*Exercise directions*
Quote each line of the material verbatim, without the pictures.
** start of Record set **
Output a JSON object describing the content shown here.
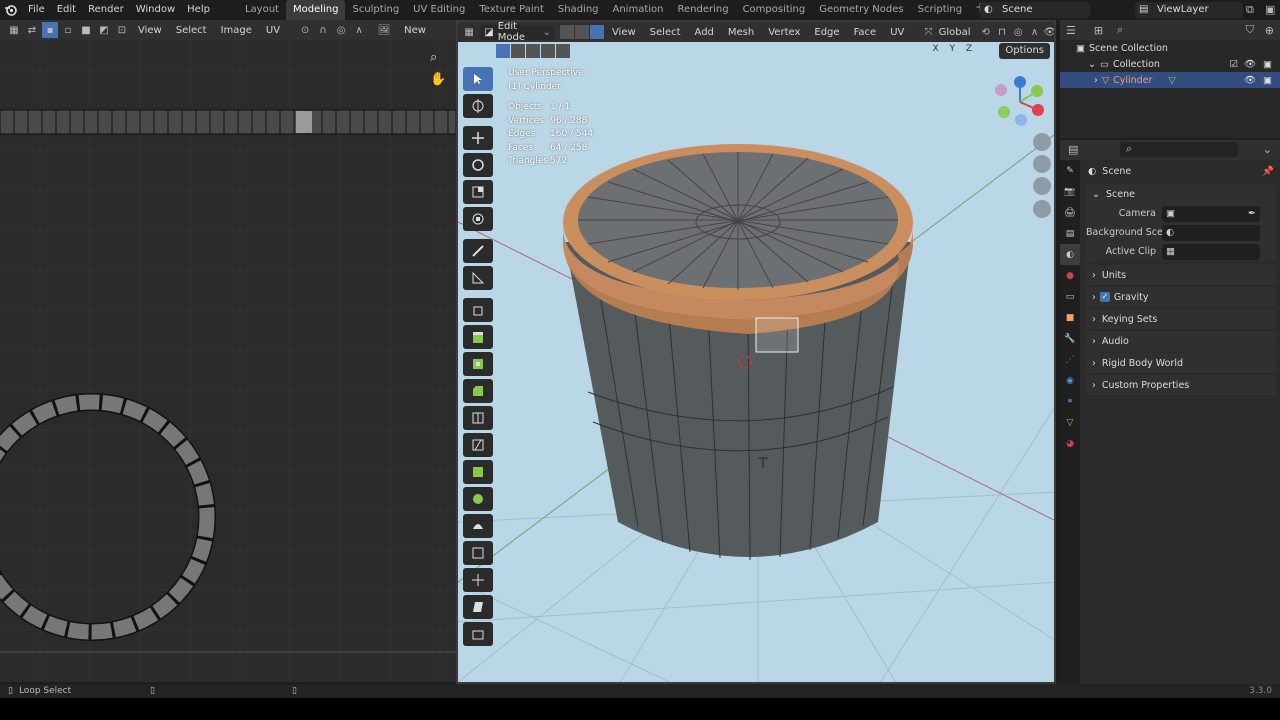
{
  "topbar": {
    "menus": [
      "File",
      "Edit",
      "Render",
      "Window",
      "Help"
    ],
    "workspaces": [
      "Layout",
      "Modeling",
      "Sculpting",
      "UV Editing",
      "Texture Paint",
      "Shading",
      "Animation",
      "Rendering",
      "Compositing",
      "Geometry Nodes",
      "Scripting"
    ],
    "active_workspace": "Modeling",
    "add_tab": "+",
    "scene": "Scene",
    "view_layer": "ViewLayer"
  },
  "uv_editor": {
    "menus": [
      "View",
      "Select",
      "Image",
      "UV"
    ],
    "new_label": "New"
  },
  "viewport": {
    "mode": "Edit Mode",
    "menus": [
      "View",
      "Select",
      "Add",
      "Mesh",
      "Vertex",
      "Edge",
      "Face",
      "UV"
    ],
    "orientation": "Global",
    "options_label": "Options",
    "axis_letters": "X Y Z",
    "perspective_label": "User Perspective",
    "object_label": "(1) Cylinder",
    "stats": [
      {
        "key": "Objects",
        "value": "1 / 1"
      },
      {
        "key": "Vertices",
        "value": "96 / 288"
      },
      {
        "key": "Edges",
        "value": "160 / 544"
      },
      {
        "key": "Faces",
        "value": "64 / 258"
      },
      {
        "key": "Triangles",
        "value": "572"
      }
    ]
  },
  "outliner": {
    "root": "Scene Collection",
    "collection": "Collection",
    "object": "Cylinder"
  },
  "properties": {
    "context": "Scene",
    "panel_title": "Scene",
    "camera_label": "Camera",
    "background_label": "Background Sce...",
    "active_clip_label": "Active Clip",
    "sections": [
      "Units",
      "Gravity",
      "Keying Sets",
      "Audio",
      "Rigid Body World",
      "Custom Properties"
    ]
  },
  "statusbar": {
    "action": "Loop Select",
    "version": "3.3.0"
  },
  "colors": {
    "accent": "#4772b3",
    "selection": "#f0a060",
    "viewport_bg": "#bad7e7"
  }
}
** end of Record set **
*Response*
Output a JSON object describing the content shown here.
{
  "topbar": {
    "menus": [
      "File",
      "Edit",
      "Render",
      "Window",
      "Help"
    ],
    "workspaces": [
      "Layout",
      "Modeling",
      "Sculpting",
      "UV Editing",
      "Texture Paint",
      "Shading",
      "Animation",
      "Rendering",
      "Compositing",
      "Geometry Nodes",
      "Scripting"
    ],
    "active_workspace": "Modeling",
    "add_tab": "+",
    "scene": "Scene",
    "view_layer": "ViewLayer"
  },
  "uv_editor": {
    "menus": [
      "View",
      "Select",
      "Image",
      "UV"
    ],
    "new_label": "New"
  },
  "viewport": {
    "mode": "Edit Mode",
    "menus": [
      "View",
      "Select",
      "Add",
      "Mesh",
      "Vertex",
      "Edge",
      "Face",
      "UV"
    ],
    "orientation": "Global",
    "options_label": "Options",
    "axis_letters": "X Y Z",
    "perspective_label": "User Perspective",
    "object_label": "(1) Cylinder",
    "stats": [
      {
        "key": "Objects",
        "value": "1 / 1"
      },
      {
        "key": "Vertices",
        "value": "96 / 288"
      },
      {
        "key": "Edges",
        "value": "160 / 544"
      },
      {
        "key": "Faces",
        "value": "64 / 258"
      },
      {
        "key": "Triangles",
        "value": "572"
      }
    ]
  },
  "outliner": {
    "root": "Scene Collection",
    "collection": "Collection",
    "object": "Cylinder"
  },
  "properties": {
    "context": "Scene",
    "panel_title": "Scene",
    "camera_label": "Camera",
    "background_label": "Background Sce...",
    "active_clip_label": "Active Clip",
    "sections": [
      "Units",
      "Gravity",
      "Keying Sets",
      "Audio",
      "Rigid Body World",
      "Custom Properties"
    ]
  },
  "statusbar": {
    "action": "Loop Select",
    "version": "3.3.0"
  },
  "colors": {
    "accent": "#4772b3",
    "selection": "#f0a060",
    "viewport_bg": "#bad7e7"
  }
}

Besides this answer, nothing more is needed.